Objective:
Could you output the material as a numbered list, from its first line up to and including the line with "square-e8[interactable]: ♚e: [405, 1599, 540, 1734]", leaving out any blank lines?

Part of a data file

┌──

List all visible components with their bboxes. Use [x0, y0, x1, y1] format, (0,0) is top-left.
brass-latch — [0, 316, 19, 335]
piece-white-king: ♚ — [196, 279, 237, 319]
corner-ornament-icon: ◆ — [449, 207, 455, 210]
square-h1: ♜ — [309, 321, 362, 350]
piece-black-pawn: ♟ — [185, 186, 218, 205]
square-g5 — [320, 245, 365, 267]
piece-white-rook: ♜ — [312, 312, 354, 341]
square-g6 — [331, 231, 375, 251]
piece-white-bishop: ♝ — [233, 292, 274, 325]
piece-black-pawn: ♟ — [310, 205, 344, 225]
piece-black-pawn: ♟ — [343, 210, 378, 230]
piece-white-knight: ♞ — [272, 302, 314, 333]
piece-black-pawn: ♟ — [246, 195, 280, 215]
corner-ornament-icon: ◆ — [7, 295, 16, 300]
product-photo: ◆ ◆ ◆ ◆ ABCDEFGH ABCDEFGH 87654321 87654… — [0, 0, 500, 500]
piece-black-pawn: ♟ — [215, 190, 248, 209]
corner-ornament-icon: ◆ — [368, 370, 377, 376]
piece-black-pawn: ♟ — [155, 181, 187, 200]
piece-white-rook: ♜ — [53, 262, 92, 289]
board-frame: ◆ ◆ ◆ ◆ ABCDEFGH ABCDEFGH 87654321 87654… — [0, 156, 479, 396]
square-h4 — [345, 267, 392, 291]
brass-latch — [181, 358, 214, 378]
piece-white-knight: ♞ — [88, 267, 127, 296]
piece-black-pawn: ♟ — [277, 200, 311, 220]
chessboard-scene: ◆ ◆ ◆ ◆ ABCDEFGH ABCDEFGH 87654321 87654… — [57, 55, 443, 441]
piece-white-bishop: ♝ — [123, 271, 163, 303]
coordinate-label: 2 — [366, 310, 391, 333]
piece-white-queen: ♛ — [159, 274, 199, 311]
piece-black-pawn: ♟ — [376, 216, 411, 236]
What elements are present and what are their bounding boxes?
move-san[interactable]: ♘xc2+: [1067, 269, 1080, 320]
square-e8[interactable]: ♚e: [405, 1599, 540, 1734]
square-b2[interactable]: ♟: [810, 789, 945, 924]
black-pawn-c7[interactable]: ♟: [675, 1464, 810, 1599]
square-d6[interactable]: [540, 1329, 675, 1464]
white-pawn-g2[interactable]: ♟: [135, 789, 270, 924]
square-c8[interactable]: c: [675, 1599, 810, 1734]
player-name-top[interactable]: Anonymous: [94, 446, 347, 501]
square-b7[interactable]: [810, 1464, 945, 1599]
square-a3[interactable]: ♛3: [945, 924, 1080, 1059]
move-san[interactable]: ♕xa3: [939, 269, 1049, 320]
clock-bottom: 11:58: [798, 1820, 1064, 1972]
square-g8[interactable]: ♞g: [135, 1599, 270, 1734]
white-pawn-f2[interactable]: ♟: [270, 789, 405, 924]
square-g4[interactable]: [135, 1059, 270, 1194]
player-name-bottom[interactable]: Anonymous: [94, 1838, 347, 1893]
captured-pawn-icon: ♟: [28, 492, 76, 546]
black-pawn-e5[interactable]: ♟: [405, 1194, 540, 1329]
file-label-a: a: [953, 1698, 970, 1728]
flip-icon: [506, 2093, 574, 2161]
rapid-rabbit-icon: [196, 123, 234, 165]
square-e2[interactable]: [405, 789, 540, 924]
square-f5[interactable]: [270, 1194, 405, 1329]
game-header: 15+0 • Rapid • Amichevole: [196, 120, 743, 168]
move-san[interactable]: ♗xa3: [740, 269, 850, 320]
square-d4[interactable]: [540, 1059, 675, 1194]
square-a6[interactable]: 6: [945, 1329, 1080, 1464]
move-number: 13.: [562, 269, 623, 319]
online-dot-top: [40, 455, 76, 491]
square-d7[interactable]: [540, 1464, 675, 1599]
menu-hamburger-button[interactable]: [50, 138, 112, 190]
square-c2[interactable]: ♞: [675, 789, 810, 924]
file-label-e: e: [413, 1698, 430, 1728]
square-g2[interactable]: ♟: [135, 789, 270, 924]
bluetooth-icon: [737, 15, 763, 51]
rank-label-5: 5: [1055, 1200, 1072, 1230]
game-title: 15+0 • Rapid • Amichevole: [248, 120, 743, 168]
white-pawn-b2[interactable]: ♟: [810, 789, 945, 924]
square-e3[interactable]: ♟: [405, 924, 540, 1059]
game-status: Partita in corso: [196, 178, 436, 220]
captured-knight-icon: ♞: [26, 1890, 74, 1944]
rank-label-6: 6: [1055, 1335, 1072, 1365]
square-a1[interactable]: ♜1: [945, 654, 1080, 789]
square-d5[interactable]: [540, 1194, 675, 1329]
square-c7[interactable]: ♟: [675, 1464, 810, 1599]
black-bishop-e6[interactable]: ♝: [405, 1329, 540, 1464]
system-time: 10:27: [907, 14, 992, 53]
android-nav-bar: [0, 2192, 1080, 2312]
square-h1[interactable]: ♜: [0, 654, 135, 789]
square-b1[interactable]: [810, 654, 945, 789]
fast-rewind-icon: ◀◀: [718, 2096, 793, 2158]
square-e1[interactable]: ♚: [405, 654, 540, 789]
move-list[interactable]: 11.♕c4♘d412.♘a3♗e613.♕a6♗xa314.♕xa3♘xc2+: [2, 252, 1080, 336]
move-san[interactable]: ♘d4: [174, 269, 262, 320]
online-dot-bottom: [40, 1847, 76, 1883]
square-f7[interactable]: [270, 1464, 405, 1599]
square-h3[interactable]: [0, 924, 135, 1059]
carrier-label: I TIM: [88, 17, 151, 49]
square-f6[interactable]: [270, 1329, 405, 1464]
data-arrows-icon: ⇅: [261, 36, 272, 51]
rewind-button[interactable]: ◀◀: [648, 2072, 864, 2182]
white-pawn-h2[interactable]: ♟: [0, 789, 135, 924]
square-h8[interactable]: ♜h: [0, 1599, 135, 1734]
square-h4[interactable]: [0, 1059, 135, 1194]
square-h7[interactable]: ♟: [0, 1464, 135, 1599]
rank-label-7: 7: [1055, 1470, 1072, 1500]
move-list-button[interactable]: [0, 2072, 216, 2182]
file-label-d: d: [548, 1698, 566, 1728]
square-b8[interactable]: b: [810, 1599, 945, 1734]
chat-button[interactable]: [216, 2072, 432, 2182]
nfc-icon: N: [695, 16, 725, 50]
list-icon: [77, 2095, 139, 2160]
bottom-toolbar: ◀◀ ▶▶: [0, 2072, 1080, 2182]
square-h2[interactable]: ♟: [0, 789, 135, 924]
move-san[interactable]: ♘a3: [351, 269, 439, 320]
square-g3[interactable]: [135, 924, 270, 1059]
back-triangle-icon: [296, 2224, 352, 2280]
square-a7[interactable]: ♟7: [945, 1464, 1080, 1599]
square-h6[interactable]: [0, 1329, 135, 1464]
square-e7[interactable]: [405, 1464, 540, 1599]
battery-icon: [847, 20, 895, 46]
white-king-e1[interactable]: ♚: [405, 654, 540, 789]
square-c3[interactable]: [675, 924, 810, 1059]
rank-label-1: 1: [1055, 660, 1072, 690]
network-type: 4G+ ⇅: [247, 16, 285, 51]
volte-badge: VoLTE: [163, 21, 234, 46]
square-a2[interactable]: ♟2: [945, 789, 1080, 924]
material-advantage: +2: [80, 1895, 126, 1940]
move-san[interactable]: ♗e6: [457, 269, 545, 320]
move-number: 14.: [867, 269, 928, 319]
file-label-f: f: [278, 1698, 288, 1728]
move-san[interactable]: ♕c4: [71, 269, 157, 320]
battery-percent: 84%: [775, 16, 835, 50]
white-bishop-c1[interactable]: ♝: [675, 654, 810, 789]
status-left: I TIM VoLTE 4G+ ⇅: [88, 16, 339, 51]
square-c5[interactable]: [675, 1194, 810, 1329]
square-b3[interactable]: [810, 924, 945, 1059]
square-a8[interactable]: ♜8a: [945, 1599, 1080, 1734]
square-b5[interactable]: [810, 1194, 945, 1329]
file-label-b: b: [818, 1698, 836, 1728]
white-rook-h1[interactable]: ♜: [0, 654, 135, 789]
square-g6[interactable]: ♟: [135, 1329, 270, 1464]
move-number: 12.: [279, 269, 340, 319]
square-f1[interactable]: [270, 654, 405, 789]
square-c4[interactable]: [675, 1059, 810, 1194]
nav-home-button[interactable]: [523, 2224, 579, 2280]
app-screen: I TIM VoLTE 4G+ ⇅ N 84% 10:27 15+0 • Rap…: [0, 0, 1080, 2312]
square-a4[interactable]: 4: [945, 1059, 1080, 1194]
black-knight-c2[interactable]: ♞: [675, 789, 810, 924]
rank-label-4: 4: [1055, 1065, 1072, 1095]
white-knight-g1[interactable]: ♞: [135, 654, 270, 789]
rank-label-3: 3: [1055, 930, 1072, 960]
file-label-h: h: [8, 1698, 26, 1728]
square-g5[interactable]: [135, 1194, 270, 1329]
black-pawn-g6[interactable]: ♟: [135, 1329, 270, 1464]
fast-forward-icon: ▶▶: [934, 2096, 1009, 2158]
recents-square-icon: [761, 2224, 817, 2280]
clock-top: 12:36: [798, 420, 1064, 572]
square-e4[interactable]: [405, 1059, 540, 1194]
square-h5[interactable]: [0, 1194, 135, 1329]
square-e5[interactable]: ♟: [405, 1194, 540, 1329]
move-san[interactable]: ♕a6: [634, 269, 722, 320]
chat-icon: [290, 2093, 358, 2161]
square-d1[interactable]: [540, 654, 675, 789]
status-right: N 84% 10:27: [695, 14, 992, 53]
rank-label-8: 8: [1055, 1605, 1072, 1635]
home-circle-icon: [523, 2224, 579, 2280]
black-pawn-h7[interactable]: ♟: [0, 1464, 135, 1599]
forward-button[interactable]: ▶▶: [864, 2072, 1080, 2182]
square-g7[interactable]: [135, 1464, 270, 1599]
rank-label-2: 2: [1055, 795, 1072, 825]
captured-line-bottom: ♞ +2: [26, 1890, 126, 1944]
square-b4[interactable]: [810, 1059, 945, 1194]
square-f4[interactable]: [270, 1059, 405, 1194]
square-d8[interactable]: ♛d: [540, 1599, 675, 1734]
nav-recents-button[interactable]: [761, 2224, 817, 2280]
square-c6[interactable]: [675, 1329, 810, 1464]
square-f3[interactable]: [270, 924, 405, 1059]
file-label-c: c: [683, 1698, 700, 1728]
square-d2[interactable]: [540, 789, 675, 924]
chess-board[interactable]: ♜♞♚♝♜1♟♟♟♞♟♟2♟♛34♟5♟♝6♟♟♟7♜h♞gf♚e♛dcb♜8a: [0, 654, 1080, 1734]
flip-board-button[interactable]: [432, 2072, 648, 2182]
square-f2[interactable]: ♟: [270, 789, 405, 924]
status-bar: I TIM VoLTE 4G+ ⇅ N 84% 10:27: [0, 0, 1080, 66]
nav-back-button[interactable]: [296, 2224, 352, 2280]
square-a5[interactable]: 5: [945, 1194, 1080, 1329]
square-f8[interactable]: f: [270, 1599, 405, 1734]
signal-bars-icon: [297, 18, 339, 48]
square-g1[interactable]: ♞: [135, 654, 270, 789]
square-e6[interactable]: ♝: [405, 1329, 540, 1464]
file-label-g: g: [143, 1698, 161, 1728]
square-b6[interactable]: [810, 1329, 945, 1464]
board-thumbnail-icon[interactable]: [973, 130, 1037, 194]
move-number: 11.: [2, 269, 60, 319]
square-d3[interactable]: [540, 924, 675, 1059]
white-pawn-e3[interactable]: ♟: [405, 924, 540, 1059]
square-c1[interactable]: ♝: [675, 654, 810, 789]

└──

Result:
1. List all visible components with their bboxes. Use [x0, y0, x1, y1] format, (0,0) is top-left.
2. brass-latch — [0, 316, 19, 335]
3. piece-white-king: ♚ — [196, 279, 237, 319]
4. corner-ornament-icon: ◆ — [449, 207, 455, 210]
5. square-h1: ♜ — [309, 321, 362, 350]
6. piece-black-pawn: ♟ — [185, 186, 218, 205]
7. square-g5 — [320, 245, 365, 267]
8. piece-white-rook: ♜ — [312, 312, 354, 341]
9. square-g6 — [331, 231, 375, 251]
10. piece-white-bishop: ♝ — [233, 292, 274, 325]
11. piece-black-pawn: ♟ — [310, 205, 344, 225]
12. piece-black-pawn: ♟ — [343, 210, 378, 230]
13. piece-white-knight: ♞ — [272, 302, 314, 333]
14. piece-black-pawn: ♟ — [246, 195, 280, 215]
15. corner-ornament-icon: ◆ — [7, 295, 16, 300]
16. product-photo: ◆ ◆ ◆ ◆ ABCDEFGH ABCDEFGH 87654321 87654… — [0, 0, 500, 500]
17. piece-black-pawn: ♟ — [215, 190, 248, 209]
18. corner-ornament-icon: ◆ — [368, 370, 377, 376]
19. piece-black-pawn: ♟ — [155, 181, 187, 200]
20. piece-white-rook: ♜ — [53, 262, 92, 289]
21. board-frame: ◆ ◆ ◆ ◆ ABCDEFGH ABCDEFGH 87654321 87654… — [0, 156, 479, 396]
22. square-h4 — [345, 267, 392, 291]
23. brass-latch — [181, 358, 214, 378]
24. piece-white-knight: ♞ — [88, 267, 127, 296]
25. piece-black-pawn: ♟ — [277, 200, 311, 220]
26. chessboard-scene: ◆ ◆ ◆ ◆ ABCDEFGH ABCDEFGH 87654321 87654… — [57, 55, 443, 441]
27. piece-white-bishop: ♝ — [123, 271, 163, 303]
28. coordinate-label: 2 — [366, 310, 391, 333]
29. piece-white-queen: ♛ — [159, 274, 199, 311]
30. piece-black-pawn: ♟ — [376, 216, 411, 236]
31. What elements are present and what are their bounding boxes?
32. move-san[interactable]: ♘xc2+: [1067, 269, 1080, 320]
33. square-e8[interactable]: ♚e: [405, 1599, 540, 1734]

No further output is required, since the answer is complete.